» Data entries
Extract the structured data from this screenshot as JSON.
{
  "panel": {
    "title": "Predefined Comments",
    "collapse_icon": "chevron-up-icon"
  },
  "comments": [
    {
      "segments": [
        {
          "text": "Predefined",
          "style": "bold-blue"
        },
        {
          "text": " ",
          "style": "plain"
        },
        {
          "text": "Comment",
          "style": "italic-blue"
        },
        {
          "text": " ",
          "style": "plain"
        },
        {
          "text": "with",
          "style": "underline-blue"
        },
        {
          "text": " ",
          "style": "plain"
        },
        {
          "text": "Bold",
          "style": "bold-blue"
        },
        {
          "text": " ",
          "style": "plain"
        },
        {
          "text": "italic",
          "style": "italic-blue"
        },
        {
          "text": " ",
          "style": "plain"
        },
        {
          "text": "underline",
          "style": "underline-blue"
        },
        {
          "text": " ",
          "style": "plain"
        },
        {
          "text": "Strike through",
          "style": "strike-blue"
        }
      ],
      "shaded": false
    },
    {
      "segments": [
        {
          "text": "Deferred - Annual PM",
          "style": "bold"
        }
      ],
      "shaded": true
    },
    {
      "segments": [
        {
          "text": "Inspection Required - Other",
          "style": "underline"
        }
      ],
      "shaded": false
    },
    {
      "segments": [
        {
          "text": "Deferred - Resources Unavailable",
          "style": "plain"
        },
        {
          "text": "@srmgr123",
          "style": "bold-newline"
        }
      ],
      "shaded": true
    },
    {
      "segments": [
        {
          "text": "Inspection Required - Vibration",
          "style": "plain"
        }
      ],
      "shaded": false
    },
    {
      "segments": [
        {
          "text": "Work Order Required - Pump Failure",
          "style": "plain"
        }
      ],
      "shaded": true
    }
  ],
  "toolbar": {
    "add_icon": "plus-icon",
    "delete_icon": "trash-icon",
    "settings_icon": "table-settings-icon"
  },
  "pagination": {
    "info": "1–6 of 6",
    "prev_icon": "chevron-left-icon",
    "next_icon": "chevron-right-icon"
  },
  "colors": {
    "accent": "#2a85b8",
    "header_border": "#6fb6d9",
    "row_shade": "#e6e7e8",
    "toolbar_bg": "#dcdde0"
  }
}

» Stated exercise
Write out every entry again exactly, please, with nothing missing.

» Response to the exercise
Extract the structured data from this screenshot as JSON.
{
  "panel": {
    "title": "Predefined Comments",
    "collapse_icon": "chevron-up-icon"
  },
  "comments": [
    {
      "segments": [
        {
          "text": "Predefined",
          "style": "bold-blue"
        },
        {
          "text": " ",
          "style": "plain"
        },
        {
          "text": "Comment",
          "style": "italic-blue"
        },
        {
          "text": " ",
          "style": "plain"
        },
        {
          "text": "with",
          "style": "underline-blue"
        },
        {
          "text": " ",
          "style": "plain"
        },
        {
          "text": "Bold",
          "style": "bold-blue"
        },
        {
          "text": " ",
          "style": "plain"
        },
        {
          "text": "italic",
          "style": "italic-blue"
        },
        {
          "text": " ",
          "style": "plain"
        },
        {
          "text": "underline",
          "style": "underline-blue"
        },
        {
          "text": " ",
          "style": "plain"
        },
        {
          "text": "Strike through",
          "style": "strike-blue"
        }
      ],
      "shaded": false
    },
    {
      "segments": [
        {
          "text": "Deferred - Annual PM",
          "style": "bold"
        }
      ],
      "shaded": true
    },
    {
      "segments": [
        {
          "text": "Inspection Required - Other",
          "style": "underline"
        }
      ],
      "shaded": false
    },
    {
      "segments": [
        {
          "text": "Deferred - Resources Unavailable",
          "style": "plain"
        },
        {
          "text": "@srmgr123",
          "style": "bold-newline"
        }
      ],
      "shaded": true
    },
    {
      "segments": [
        {
          "text": "Inspection Required - Vibration",
          "style": "plain"
        }
      ],
      "shaded": false
    },
    {
      "segments": [
        {
          "text": "Work Order Required - Pump Failure",
          "style": "plain"
        }
      ],
      "shaded": true
    }
  ],
  "toolbar": {
    "add_icon": "plus-icon",
    "delete_icon": "trash-icon",
    "settings_icon": "table-settings-icon"
  },
  "pagination": {
    "info": "1–6 of 6",
    "prev_icon": "chevron-left-icon",
    "next_icon": "chevron-right-icon"
  },
  "colors": {
    "accent": "#2a85b8",
    "header_border": "#6fb6d9",
    "row_shade": "#e6e7e8",
    "toolbar_bg": "#dcdde0"
  }
}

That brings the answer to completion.